▶ _Instructions for the task_
Each line containing the word "progress" must be collected.

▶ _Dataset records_

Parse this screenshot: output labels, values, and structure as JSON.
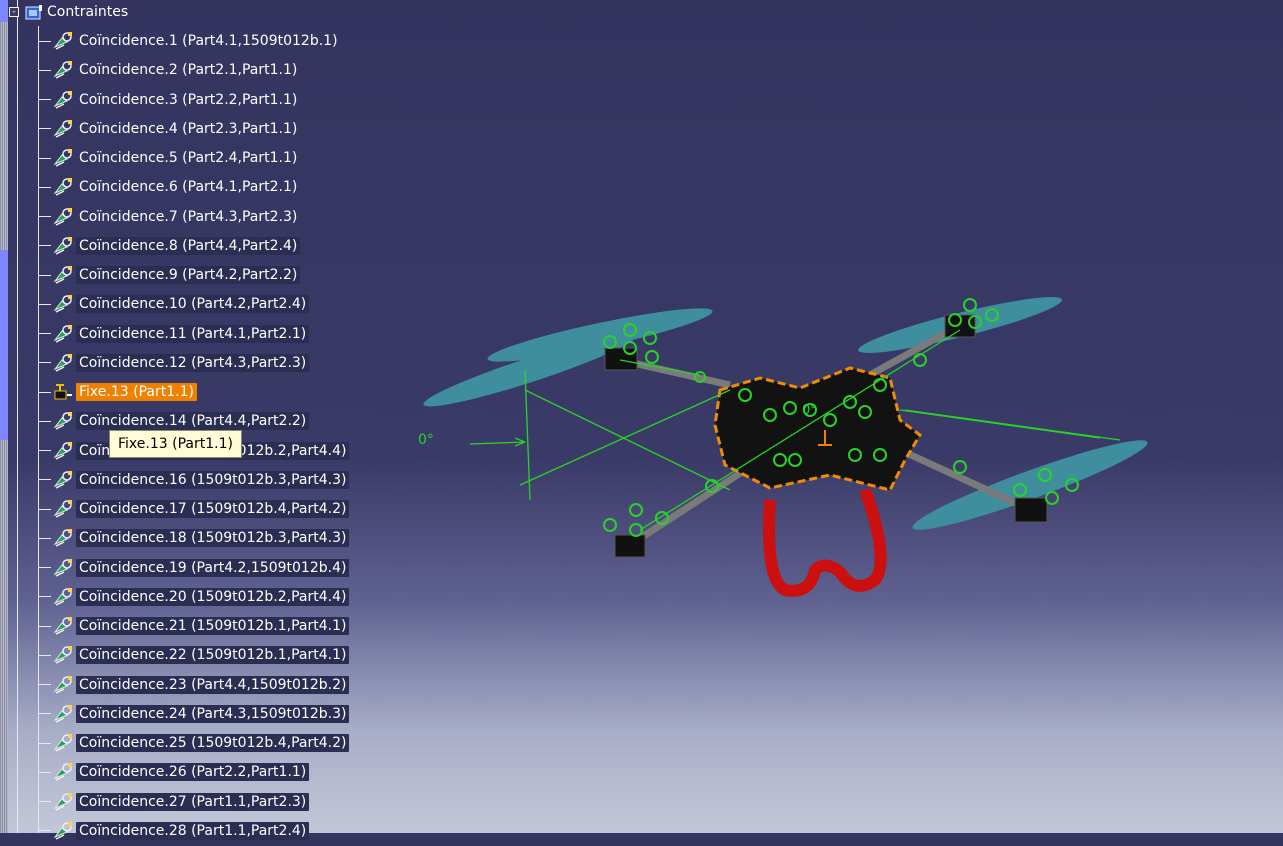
{
  "tree": {
    "root_label": "Contraintes",
    "root_expander": "-",
    "items": [
      {
        "label": "Coïncidence.1 (Part4.1,1509t012b.1)",
        "selected": false,
        "icon": "coincidence-constraint-icon"
      },
      {
        "label": "Coïncidence.2 (Part2.1,Part1.1)",
        "selected": false,
        "icon": "coincidence-constraint-icon"
      },
      {
        "label": "Coïncidence.3 (Part2.2,Part1.1)",
        "selected": false,
        "icon": "coincidence-constraint-icon"
      },
      {
        "label": "Coïncidence.4 (Part2.3,Part1.1)",
        "selected": false,
        "icon": "coincidence-constraint-icon"
      },
      {
        "label": "Coïncidence.5 (Part2.4,Part1.1)",
        "selected": false,
        "icon": "coincidence-constraint-icon"
      },
      {
        "label": "Coïncidence.6 (Part4.1,Part2.1)",
        "selected": false,
        "icon": "coincidence-constraint-icon"
      },
      {
        "label": "Coïncidence.7 (Part4.3,Part2.3)",
        "selected": false,
        "icon": "coincidence-constraint-icon"
      },
      {
        "label": "Coïncidence.8 (Part4.4,Part2.4)",
        "selected": true,
        "icon": "coincidence-constraint-icon"
      },
      {
        "label": "Coïncidence.9 (Part4.2,Part2.2)",
        "selected": true,
        "icon": "coincidence-constraint-icon"
      },
      {
        "label": "Coïncidence.10 (Part4.2,Part2.4)",
        "selected": true,
        "icon": "coincidence-constraint-icon"
      },
      {
        "label": "Coïncidence.11 (Part4.1,Part2.1)",
        "selected": true,
        "icon": "coincidence-constraint-icon"
      },
      {
        "label": "Coïncidence.12 (Part4.3,Part2.3)",
        "selected": true,
        "icon": "coincidence-constraint-icon"
      },
      {
        "label": "Fixe.13 (Part1.1)",
        "selected": false,
        "highlighted": true,
        "icon": "fix-constraint-icon"
      },
      {
        "label": "Coïncidence.14 (Part4.4,Part2.2)",
        "selected": true,
        "icon": "coincidence-constraint-icon"
      },
      {
        "label": "Coïncidence.15 (1509t012b.2,Part4.4)",
        "selected": true,
        "icon": "coincidence-constraint-icon"
      },
      {
        "label": "Coïncidence.16 (1509t012b.3,Part4.3)",
        "selected": true,
        "icon": "coincidence-constraint-icon"
      },
      {
        "label": "Coïncidence.17 (1509t012b.4,Part4.2)",
        "selected": true,
        "icon": "coincidence-constraint-icon"
      },
      {
        "label": "Coïncidence.18 (1509t012b.3,Part4.3)",
        "selected": true,
        "icon": "coincidence-constraint-icon"
      },
      {
        "label": "Coïncidence.19 (Part4.2,1509t012b.4)",
        "selected": true,
        "icon": "coincidence-constraint-icon"
      },
      {
        "label": "Coïncidence.20 (1509t012b.2,Part4.4)",
        "selected": true,
        "icon": "coincidence-constraint-icon"
      },
      {
        "label": "Coïncidence.21 (1509t012b.1,Part4.1)",
        "selected": true,
        "icon": "coincidence-constraint-icon"
      },
      {
        "label": "Coïncidence.22 (1509t012b.1,Part4.1)",
        "selected": true,
        "icon": "coincidence-constraint-icon"
      },
      {
        "label": "Coïncidence.23 (Part4.4,1509t012b.2)",
        "selected": true,
        "icon": "coincidence-constraint-icon"
      },
      {
        "label": "Coïncidence.24 (Part4.3,1509t012b.3)",
        "selected": true,
        "icon": "coincidence-constraint-icon"
      },
      {
        "label": "Coïncidence.25 (1509t012b.4,Part4.2)",
        "selected": true,
        "icon": "coincidence-constraint-icon"
      },
      {
        "label": "Coïncidence.26 (Part2.2,Part1.1)",
        "selected": true,
        "icon": "coincidence-constraint-icon"
      },
      {
        "label": "Coïncidence.27 (Part1.1,Part2.3)",
        "selected": true,
        "icon": "coincidence-constraint-icon"
      },
      {
        "label": "Coïncidence.28 (Part1.1,Part2.4)",
        "selected": true,
        "icon": "coincidence-constraint-icon"
      }
    ]
  },
  "tooltip": {
    "text": "Fixe.13 (Part1.1)"
  },
  "viewport": {
    "angle_label": "0°",
    "center_angle_label": "0°",
    "colors": {
      "constraint_green": "#2ad12a",
      "propeller": "#3f8e9e",
      "frame": "#111111",
      "frame_edge": "#f08c00",
      "landing_gear": "#cc1010",
      "highlight": "#f08000"
    }
  }
}
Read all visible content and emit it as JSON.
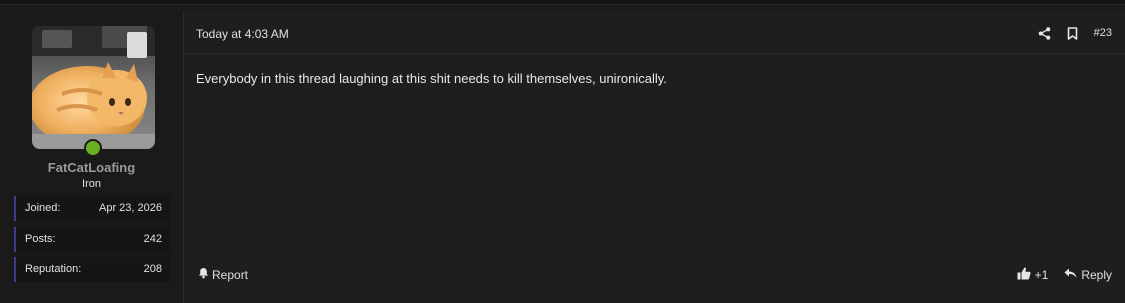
{
  "user": {
    "name": "FatCatLoafing",
    "title": "Iron",
    "online": true,
    "stats": [
      {
        "label": "Joined:",
        "value": "Apr 23, 2026"
      },
      {
        "label": "Posts:",
        "value": "242"
      },
      {
        "label": "Reputation:",
        "value": "208"
      }
    ]
  },
  "post": {
    "date": "Today at 4:03 AM",
    "number": "#23",
    "body": "Everybody in this thread laughing at this shit needs to kill themselves, unironically."
  },
  "actions": {
    "report": "Report",
    "like_count": "+1",
    "reply": "Reply"
  },
  "colors": {
    "online": "#6ab023",
    "stat_accent": "#3b3f8a"
  },
  "icons": [
    "share-icon",
    "bookmark-icon",
    "bell-icon",
    "thumbs-up-icon",
    "reply-icon"
  ]
}
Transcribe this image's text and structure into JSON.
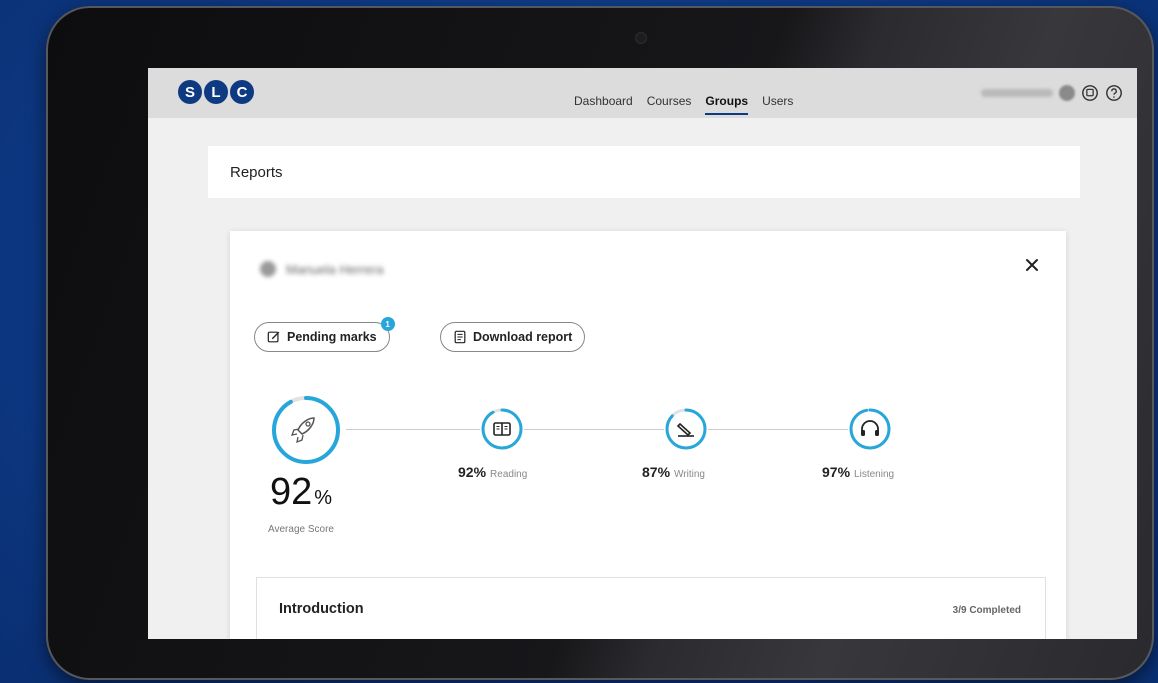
{
  "app": {
    "logo_letters": [
      "S",
      "L",
      "C"
    ],
    "brand_color": "#0e3a82",
    "accent_color": "#27a6db"
  },
  "nav": {
    "items": [
      {
        "label": "Dashboard",
        "active": false
      },
      {
        "label": "Courses",
        "active": false
      },
      {
        "label": "Groups",
        "active": true
      },
      {
        "label": "Users",
        "active": false
      }
    ]
  },
  "header_icons": [
    "chat-icon",
    "help-icon"
  ],
  "page": {
    "title": "Reports"
  },
  "report": {
    "student_name": "Manuela Herrera",
    "buttons": {
      "pending_marks": "Pending marks",
      "pending_badge": "1",
      "download_report": "Download report"
    },
    "average": {
      "value": "92",
      "unit": "%",
      "label": "Average Score",
      "progress": 0.92
    },
    "skills": [
      {
        "icon": "book-icon",
        "value": "92%",
        "label": "Reading",
        "progress": 0.92
      },
      {
        "icon": "pen-icon",
        "value": "87%",
        "label": "Writing",
        "progress": 0.87
      },
      {
        "icon": "headphones-icon",
        "value": "97%",
        "label": "Listening",
        "progress": 0.97
      }
    ],
    "section": {
      "title": "Introduction",
      "status": "3/9 Completed"
    }
  }
}
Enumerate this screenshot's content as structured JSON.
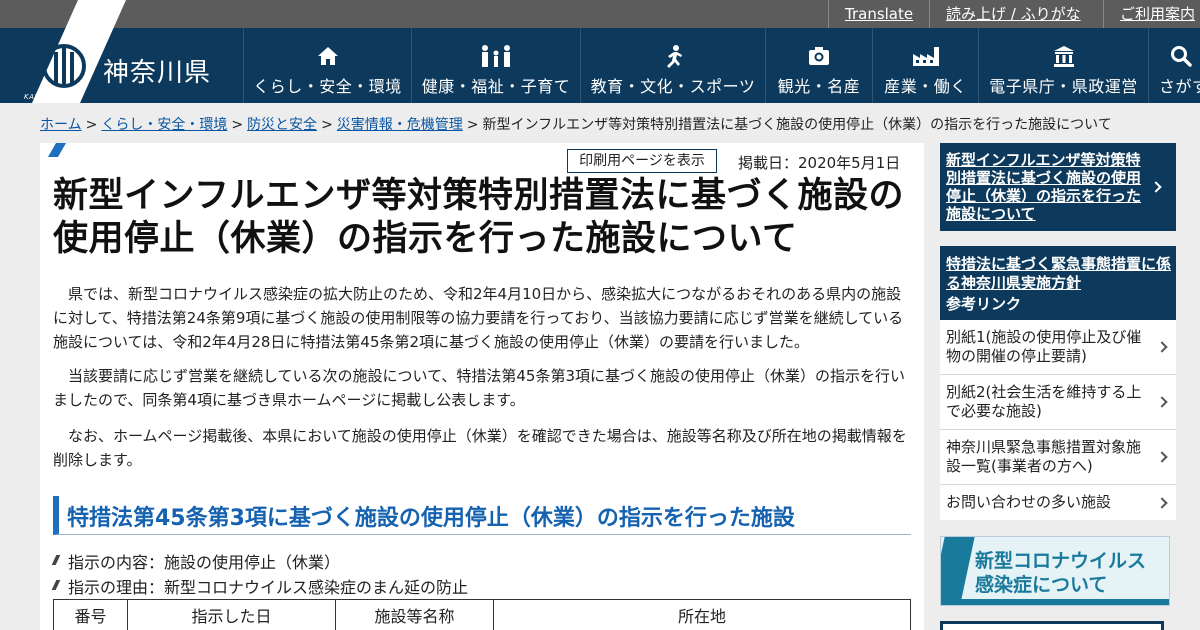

▶ _The response_
      "progress": 0.92
        "progress": 0.92
        "progress": 0.87
        "progress": 0.97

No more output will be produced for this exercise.